WHAT IS BEING ASKED
Count the lines of the data below that contain the string "Shoulder", and reply with the number alone.

(Items from a dataset)
◆ ◆ ◆
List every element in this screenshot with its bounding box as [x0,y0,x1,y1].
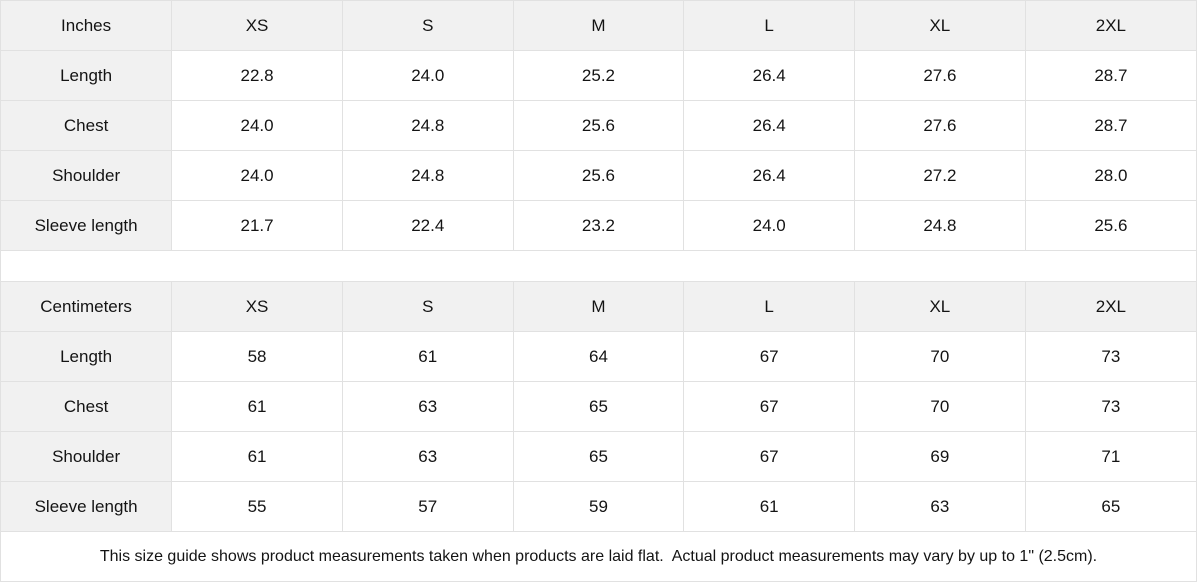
measurement-value: 24.8 [341,100,514,151]
measurement-value: 61 [683,481,856,532]
measurement-value: 71 [1024,431,1197,482]
centimeters-header-row: Centimeters XS S M L XL 2XL [0,281,1197,332]
measurement-value: 57 [341,481,514,532]
row-label-sleeve-length: Sleeve length [0,200,173,251]
measurement-value: 67 [683,431,856,482]
size-header-l: L [683,0,856,51]
measurement-value: 65 [512,381,685,432]
measurement-value: 26.4 [683,100,856,151]
table-row-chest: Chest 61 63 65 67 70 73 [0,381,1197,432]
size-header-s: S [341,281,514,332]
size-header-2xl: 2XL [1024,281,1197,332]
table-row-sleeve-length: Sleeve length 21.7 22.4 23.2 24.0 24.8 2… [0,200,1197,251]
row-label-chest: Chest [0,381,173,432]
table-row-length: Length 58 61 64 67 70 73 [0,331,1197,382]
row-label-chest: Chest [0,100,173,151]
size-header-xl: XL [854,281,1026,332]
measurement-value: 26.4 [683,150,856,201]
table-row-shoulder: Shoulder 24.0 24.8 25.6 26.4 27.2 28.0 [0,150,1197,201]
measurement-value: 63 [341,431,514,482]
row-label-shoulder: Shoulder [0,431,173,482]
measurement-value: 27.2 [854,150,1026,201]
inches-size-table: Inches XS S M L XL 2XL Length 22.8 24.0 … [0,0,1197,251]
measurement-value: 22.8 [171,50,343,101]
measurement-value: 69 [854,431,1026,482]
measurement-value: 24.0 [341,50,514,101]
measurement-value: 55 [171,481,343,532]
unit-header-centimeters: Centimeters [0,281,173,332]
size-guide-note: This size guide shows product measuremen… [1,531,1196,581]
measurement-value: 25.6 [512,150,685,201]
table-row-shoulder: Shoulder 61 63 65 67 69 71 [0,431,1197,482]
measurement-value: 24.0 [683,200,856,251]
measurement-value: 73 [1024,331,1197,382]
measurement-value: 63 [341,381,514,432]
measurement-value: 61 [171,431,343,482]
measurement-value: 58 [171,331,343,382]
size-header-s: S [341,0,514,51]
measurement-value: 21.7 [171,200,343,251]
measurement-value: 73 [1024,381,1197,432]
size-header-xs: XS [171,281,343,332]
measurement-value: 65 [1024,481,1197,532]
centimeters-size-table: Centimeters XS S M L XL 2XL Length 58 61… [0,281,1197,532]
size-header-m: M [512,0,685,51]
measurement-value: 63 [854,481,1026,532]
measurement-value: 24.8 [341,150,514,201]
measurement-value: 67 [683,331,856,382]
measurement-value: 70 [854,381,1026,432]
size-header-xl: XL [854,0,1026,51]
measurement-value: 28.7 [1024,50,1197,101]
table-spacer [1,250,1196,282]
measurement-value: 28.0 [1024,150,1197,201]
measurement-value: 67 [683,381,856,432]
measurement-value: 28.7 [1024,100,1197,151]
measurement-value: 24.8 [854,200,1026,251]
measurement-value: 27.6 [854,100,1026,151]
table-row-sleeve-length: Sleeve length 55 57 59 61 63 65 [0,481,1197,532]
size-header-m: M [512,281,685,332]
measurement-value: 61 [341,331,514,382]
size-header-2xl: 2XL [1024,0,1197,51]
row-label-shoulder: Shoulder [0,150,173,201]
measurement-value: 22.4 [341,200,514,251]
row-label-sleeve-length: Sleeve length [0,481,173,532]
unit-header-inches: Inches [0,0,173,51]
row-label-length: Length [0,331,173,382]
table-row-chest: Chest 24.0 24.8 25.6 26.4 27.6 28.7 [0,100,1197,151]
inches-header-row: Inches XS S M L XL 2XL [0,0,1197,51]
measurement-value: 64 [512,331,685,382]
measurement-value: 65 [512,431,685,482]
measurement-value: 61 [171,381,343,432]
row-label-length: Length [0,50,173,101]
measurement-value: 24.0 [171,100,343,151]
measurement-value: 25.2 [512,50,685,101]
measurement-value: 25.6 [512,100,685,151]
measurement-value: 59 [512,481,685,532]
measurement-value: 25.6 [1024,200,1197,251]
measurement-value: 70 [854,331,1026,382]
measurement-value: 26.4 [683,50,856,101]
measurement-value: 23.2 [512,200,685,251]
size-header-l: L [683,281,856,332]
measurement-value: 27.6 [854,50,1026,101]
table-row-length: Length 22.8 24.0 25.2 26.4 27.6 28.7 [0,50,1197,101]
measurement-value: 24.0 [171,150,343,201]
size-header-xs: XS [171,0,343,51]
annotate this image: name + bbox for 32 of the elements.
◆ ◆ ◆
RESPONSE FOR THIS EXERCISE
4